> **Excerpted passage**
[Start]
Standing tall at 5'0" :cry


----------



## 3 AM (Mar 29, 2014)

Standing taller at 5'1" cx


----------



## xxDark Horse (May 13, 2015)

I'm an escaped Elf from the North Poll. I came to America for better opportunity. I don't want to build stuff for Santa anymore.


----------



## mike91 (Sep 23, 2012)

5'10"


----------



## Memories of Silence (May 15, 2015)

172cm


----------



## TommyW (May 14, 2015)

190 cm. So for you weird people I guess 6'3" something?


----------



## SickAndTiredofSA (Mar 31, 2015)

5'5


----------



## crimeclub (Nov 7, 2013)

6'1, but when I'm lazy and don't get a hair cut for 5 months I become 6'3



tidbit said:


> Standing tall at 5'0" :cry


Short girls are the best, I dated a really cool girl that was 4'10 for a little while, I'm now partial to girls in the 4'10-5'3 height, when a girl gets on her tippy toes to kiss, it's possibly the cutest thing on the planet.


----------



## hmweasley (Sep 12, 2013)

I'm 5'5".


----------



## StaceyLaine14 (Apr 11, 2015)

5'6 I think. I haven't been measured accurately in a while. A lot of men tell me I'm taller. But they may just be insecure about their heights. 115-125 lbs depending on my appetite at the time.


----------



## Ntln (Apr 27, 2012)

194 cm (about 6'4). I weigh 95 kg (about 210 pounds), but I look much skinnier


----------



## crimeclub (Nov 7, 2013)
[End]
> **Instructions**
[a] Reproduce the height thread word for word between "Short girls are" and "on the planet.", inclusive.
[b] Name every poster in the height thread whose header shows a date in 2015.
The data after the height thread is separate material, unrelated to it.

Dataset rows
[Start]
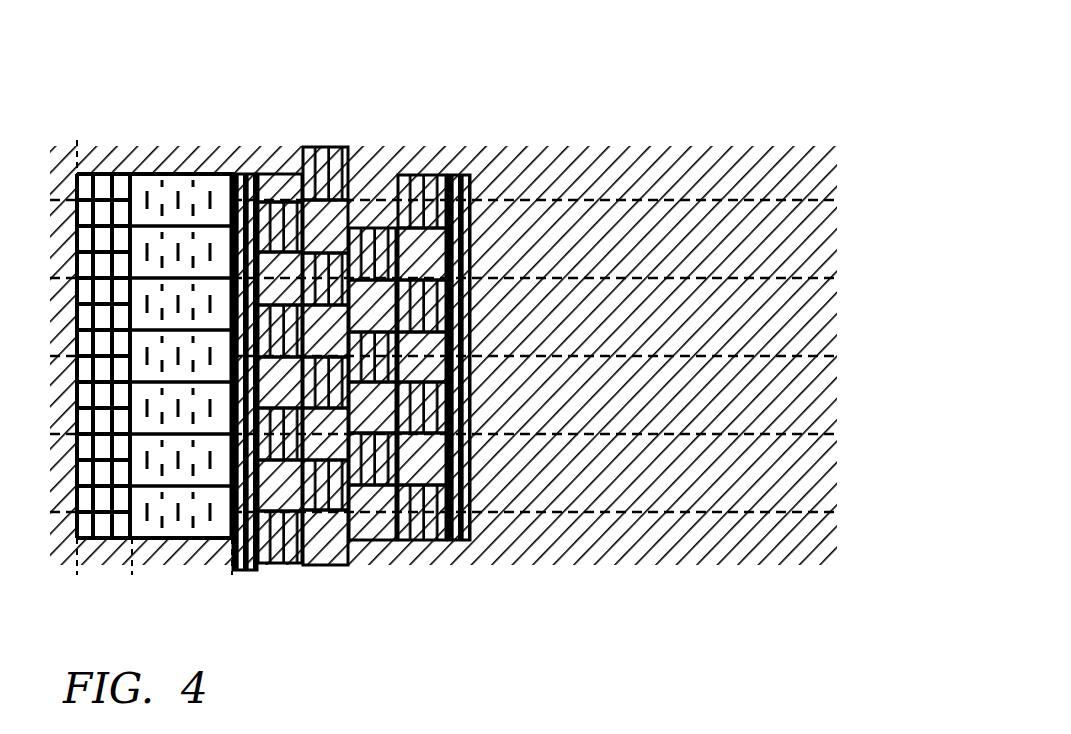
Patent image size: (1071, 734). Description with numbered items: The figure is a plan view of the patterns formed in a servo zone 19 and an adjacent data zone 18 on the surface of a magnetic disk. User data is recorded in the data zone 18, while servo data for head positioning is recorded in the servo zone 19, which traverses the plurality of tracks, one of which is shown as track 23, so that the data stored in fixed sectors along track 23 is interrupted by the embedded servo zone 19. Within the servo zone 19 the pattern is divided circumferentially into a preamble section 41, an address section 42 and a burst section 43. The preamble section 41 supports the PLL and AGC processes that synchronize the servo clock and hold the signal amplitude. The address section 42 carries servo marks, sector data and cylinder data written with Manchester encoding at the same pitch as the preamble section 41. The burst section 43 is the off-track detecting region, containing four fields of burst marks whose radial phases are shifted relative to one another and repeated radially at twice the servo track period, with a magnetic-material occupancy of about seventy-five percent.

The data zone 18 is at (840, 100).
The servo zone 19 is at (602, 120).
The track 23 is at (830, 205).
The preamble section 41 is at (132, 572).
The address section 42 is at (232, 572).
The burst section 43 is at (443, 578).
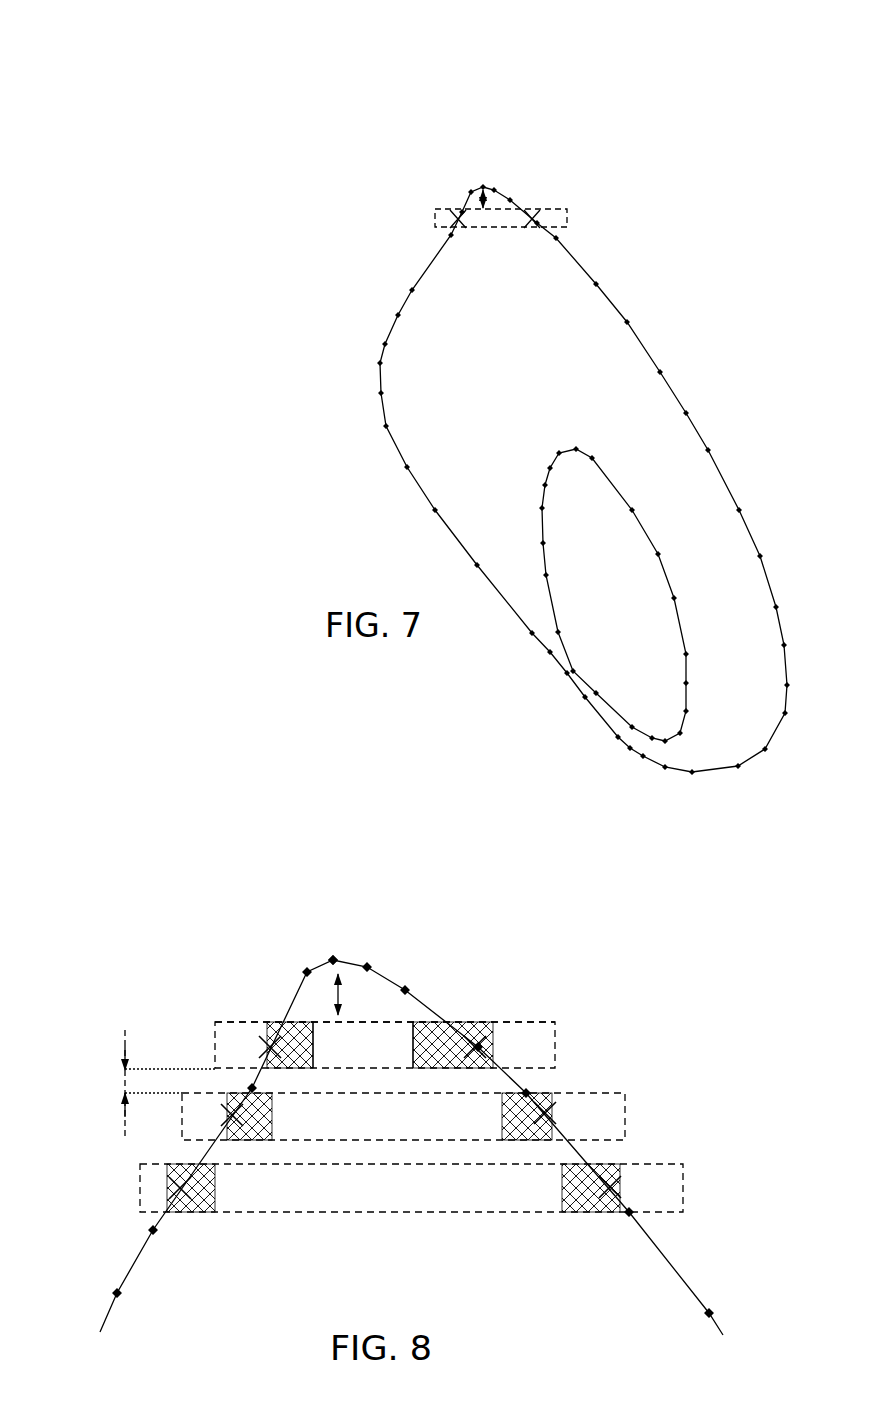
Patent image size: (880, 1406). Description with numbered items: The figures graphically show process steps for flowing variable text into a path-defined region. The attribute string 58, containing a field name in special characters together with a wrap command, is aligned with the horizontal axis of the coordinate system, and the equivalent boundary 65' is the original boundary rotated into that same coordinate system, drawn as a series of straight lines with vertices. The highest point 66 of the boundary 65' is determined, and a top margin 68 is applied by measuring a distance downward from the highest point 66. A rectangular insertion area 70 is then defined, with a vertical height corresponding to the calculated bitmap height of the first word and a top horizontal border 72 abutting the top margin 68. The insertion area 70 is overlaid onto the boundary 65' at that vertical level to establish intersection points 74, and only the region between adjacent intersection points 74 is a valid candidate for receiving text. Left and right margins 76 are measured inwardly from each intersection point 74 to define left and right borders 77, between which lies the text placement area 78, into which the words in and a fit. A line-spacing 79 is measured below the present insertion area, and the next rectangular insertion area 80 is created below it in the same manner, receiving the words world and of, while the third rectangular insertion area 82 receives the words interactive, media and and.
[End]
[Start]
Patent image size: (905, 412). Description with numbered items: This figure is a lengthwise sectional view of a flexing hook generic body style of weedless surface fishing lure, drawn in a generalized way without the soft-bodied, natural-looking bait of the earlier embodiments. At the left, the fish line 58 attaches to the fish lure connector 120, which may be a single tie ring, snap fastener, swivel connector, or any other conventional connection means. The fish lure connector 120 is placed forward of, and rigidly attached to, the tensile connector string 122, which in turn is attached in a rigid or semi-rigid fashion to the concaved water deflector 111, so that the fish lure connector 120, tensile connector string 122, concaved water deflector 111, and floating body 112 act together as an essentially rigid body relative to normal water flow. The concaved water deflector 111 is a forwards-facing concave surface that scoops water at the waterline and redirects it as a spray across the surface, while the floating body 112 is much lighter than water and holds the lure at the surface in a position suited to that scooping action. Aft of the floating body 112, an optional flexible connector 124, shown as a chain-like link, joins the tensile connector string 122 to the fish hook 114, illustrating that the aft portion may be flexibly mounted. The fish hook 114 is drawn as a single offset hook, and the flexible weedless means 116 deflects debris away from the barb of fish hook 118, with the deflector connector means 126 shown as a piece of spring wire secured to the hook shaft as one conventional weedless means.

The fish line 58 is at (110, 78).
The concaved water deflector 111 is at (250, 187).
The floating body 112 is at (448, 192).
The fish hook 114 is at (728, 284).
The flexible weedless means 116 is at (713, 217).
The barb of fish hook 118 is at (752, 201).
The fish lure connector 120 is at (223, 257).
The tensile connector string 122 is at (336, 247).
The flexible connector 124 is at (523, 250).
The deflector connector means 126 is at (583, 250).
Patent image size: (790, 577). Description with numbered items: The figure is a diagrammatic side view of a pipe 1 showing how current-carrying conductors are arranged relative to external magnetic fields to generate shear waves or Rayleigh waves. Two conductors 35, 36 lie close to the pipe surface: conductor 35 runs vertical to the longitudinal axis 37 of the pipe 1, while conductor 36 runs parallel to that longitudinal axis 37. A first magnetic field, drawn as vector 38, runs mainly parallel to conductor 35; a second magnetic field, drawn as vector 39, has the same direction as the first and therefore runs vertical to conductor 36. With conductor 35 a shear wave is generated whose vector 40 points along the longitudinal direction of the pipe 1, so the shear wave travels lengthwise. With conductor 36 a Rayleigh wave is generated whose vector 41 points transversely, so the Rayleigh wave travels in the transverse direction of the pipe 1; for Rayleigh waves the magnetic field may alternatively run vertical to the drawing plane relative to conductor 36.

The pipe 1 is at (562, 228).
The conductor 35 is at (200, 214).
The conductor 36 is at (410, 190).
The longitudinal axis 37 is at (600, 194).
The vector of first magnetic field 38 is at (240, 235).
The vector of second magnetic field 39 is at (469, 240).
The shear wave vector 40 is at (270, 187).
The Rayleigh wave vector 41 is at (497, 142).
[End]
> **Answers for the tasks**
[a]
Short girls are the best, I dated a really cool girl that was 4'10 for a little while, I'm now partial to girls in the 4'10-5'3 height, when a girl gets on her tippy toes to kiss, it's possibly the cutest thing on the planet.

[b] xxDark Horse, Memories of Silence, TommyW, SickAndTiredofSA, StaceyLaine14